**SHORT TASK:** Identify and pull out each line of the entries in which "Russia" occurs.

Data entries
[Begin]

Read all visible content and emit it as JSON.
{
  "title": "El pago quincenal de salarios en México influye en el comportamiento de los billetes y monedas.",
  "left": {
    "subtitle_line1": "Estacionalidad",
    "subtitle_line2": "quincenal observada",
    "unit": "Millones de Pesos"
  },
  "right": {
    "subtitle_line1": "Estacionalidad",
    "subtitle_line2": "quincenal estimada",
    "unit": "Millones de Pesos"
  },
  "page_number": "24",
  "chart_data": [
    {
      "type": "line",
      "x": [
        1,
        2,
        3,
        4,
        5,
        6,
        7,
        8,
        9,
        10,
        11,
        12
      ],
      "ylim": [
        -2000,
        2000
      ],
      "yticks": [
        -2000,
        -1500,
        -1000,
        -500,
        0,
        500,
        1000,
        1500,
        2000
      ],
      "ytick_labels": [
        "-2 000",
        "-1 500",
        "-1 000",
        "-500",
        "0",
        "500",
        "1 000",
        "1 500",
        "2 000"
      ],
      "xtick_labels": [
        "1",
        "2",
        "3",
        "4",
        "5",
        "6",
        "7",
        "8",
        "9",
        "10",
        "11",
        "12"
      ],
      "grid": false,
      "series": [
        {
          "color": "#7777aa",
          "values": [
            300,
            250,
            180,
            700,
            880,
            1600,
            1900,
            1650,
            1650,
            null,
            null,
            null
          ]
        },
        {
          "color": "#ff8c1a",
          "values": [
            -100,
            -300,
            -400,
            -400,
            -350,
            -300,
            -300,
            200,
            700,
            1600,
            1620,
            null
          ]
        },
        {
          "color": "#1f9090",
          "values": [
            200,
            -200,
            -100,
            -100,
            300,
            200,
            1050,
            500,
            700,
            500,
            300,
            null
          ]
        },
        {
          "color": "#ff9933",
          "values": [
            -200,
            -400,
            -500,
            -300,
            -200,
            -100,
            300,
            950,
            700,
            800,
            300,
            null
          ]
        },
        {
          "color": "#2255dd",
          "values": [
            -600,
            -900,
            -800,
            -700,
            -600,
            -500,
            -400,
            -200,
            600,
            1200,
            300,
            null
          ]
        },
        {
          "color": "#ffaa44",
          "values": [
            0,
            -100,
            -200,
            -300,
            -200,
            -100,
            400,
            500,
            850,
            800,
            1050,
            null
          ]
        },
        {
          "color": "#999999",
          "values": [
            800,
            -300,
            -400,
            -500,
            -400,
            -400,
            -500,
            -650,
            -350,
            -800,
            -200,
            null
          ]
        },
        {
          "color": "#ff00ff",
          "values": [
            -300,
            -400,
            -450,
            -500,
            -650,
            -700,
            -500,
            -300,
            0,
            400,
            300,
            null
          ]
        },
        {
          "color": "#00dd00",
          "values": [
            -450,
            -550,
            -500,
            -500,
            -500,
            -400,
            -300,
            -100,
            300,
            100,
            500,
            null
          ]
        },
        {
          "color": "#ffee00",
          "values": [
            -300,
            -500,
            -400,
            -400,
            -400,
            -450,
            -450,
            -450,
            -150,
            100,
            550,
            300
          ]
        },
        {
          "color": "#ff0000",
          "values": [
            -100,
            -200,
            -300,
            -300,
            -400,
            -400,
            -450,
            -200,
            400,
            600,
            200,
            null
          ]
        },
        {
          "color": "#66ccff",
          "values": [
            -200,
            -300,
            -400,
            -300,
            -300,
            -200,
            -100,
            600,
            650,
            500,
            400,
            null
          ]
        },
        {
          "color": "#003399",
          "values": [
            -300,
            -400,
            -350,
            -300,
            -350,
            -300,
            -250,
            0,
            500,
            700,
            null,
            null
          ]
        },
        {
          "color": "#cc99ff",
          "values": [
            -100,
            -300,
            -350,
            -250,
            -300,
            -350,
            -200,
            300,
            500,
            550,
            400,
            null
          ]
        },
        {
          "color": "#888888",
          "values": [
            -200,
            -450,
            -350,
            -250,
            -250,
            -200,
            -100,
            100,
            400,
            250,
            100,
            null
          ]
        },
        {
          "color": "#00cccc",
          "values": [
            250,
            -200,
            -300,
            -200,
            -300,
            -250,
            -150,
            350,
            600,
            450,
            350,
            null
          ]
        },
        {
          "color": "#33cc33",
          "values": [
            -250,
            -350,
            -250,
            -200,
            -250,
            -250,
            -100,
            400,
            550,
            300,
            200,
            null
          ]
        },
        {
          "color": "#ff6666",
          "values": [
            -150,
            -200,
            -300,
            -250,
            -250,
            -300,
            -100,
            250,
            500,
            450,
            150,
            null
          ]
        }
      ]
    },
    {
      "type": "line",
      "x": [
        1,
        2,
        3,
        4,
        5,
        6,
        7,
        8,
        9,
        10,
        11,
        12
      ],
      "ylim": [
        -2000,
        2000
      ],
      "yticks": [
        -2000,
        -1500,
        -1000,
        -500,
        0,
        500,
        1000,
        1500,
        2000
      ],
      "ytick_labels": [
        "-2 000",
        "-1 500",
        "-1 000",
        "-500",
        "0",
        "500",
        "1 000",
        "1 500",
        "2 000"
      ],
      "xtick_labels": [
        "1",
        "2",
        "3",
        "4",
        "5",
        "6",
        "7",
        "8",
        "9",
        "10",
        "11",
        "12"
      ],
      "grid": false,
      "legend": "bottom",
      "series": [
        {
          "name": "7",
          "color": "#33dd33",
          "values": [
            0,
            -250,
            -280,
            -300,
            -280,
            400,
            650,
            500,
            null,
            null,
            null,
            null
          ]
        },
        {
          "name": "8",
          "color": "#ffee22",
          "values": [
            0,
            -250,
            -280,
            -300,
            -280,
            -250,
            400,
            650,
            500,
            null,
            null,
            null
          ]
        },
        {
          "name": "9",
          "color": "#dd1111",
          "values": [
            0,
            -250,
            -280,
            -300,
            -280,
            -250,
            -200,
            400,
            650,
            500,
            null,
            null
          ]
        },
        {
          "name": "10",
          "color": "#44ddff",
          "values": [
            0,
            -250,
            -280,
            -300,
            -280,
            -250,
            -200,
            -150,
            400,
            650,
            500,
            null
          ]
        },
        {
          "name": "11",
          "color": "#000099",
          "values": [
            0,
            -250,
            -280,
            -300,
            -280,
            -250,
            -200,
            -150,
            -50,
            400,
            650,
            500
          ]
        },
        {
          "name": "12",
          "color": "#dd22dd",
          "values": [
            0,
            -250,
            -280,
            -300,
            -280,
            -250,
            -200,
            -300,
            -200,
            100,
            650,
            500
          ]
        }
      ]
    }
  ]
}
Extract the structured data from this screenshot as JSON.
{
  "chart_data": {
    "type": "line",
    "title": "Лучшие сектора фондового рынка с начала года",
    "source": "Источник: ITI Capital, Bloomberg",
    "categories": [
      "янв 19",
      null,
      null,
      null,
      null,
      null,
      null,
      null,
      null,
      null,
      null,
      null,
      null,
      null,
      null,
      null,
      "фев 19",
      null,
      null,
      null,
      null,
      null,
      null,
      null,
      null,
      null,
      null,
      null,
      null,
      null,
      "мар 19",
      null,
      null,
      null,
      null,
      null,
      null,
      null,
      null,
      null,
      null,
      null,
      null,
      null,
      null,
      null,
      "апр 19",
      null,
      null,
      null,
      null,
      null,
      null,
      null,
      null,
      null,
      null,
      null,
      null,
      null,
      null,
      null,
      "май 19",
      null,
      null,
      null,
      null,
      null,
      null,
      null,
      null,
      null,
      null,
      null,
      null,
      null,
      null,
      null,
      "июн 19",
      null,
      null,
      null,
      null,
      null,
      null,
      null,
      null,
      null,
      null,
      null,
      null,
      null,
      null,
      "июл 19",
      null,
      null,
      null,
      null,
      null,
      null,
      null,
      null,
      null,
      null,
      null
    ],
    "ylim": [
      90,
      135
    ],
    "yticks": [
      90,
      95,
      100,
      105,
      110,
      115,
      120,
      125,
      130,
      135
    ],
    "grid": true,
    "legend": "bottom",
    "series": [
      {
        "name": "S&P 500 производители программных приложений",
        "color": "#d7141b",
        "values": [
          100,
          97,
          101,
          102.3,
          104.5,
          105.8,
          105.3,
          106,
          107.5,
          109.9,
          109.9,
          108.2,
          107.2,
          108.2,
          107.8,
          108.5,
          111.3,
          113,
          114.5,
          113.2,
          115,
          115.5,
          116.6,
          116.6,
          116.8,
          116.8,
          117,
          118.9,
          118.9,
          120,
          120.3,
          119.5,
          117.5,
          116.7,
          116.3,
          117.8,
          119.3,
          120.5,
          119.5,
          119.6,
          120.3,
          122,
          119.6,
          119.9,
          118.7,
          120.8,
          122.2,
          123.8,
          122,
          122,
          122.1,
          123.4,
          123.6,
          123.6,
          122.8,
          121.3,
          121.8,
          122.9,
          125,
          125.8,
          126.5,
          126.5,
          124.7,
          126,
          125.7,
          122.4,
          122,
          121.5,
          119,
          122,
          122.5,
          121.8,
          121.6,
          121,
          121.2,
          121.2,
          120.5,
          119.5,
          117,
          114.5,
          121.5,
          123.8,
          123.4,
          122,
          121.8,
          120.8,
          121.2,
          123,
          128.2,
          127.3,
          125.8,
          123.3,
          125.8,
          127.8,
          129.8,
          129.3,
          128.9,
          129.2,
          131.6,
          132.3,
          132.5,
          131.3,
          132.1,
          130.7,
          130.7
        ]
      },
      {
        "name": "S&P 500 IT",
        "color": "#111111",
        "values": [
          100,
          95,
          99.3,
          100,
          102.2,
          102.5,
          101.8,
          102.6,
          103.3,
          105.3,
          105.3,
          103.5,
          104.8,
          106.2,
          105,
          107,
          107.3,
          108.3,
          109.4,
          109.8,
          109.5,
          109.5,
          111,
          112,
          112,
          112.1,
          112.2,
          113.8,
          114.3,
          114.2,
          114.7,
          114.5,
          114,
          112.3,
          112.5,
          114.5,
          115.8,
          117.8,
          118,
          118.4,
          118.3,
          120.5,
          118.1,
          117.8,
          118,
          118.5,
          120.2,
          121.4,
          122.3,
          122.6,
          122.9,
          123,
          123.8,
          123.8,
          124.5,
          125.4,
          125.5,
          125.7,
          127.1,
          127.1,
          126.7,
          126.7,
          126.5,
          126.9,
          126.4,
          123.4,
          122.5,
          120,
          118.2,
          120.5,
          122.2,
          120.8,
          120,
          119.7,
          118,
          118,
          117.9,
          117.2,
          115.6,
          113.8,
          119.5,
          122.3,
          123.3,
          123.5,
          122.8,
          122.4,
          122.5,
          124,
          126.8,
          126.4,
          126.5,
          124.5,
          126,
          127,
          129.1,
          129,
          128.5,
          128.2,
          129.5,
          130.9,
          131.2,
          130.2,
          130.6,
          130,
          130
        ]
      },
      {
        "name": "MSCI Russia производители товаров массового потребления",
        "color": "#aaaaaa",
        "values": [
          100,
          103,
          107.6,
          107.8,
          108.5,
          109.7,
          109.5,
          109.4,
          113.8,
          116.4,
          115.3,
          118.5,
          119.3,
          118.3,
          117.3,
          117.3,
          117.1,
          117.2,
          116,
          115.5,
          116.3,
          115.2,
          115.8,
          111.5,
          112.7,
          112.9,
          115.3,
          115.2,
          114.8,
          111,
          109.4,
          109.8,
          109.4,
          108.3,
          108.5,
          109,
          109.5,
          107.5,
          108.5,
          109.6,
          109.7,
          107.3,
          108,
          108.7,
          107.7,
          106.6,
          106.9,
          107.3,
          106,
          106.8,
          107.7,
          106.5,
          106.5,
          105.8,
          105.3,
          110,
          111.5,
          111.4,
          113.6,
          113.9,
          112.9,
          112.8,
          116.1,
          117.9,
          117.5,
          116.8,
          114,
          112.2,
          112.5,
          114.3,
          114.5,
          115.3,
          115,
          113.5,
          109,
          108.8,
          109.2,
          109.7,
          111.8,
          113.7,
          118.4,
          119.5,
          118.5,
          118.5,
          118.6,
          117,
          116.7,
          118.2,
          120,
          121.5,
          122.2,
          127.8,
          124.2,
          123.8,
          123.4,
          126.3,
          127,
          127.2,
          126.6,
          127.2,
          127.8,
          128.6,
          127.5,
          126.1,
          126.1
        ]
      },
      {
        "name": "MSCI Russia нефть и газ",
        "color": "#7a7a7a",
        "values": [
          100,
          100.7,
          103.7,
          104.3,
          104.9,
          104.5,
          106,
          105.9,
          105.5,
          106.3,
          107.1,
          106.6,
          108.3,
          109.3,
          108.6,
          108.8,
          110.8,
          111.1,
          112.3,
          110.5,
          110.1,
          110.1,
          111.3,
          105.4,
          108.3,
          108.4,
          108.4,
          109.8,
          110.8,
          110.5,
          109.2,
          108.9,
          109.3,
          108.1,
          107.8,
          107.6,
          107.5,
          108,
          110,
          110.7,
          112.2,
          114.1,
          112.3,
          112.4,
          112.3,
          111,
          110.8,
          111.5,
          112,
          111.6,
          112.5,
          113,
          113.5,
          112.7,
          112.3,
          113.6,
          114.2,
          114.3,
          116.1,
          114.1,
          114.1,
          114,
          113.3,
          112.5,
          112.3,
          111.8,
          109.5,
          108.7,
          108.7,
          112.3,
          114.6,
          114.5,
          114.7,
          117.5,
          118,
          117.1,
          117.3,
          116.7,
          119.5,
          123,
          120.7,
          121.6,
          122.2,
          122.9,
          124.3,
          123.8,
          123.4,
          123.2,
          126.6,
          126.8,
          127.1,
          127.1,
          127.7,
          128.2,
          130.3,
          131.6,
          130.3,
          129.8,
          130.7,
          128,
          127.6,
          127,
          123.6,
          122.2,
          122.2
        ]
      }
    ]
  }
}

[End]

**COMPLETE OUTPUT:**
        "name": "MSCI Russia производители товаров массового потребления",
        "name": "MSCI Russia нефть и газ",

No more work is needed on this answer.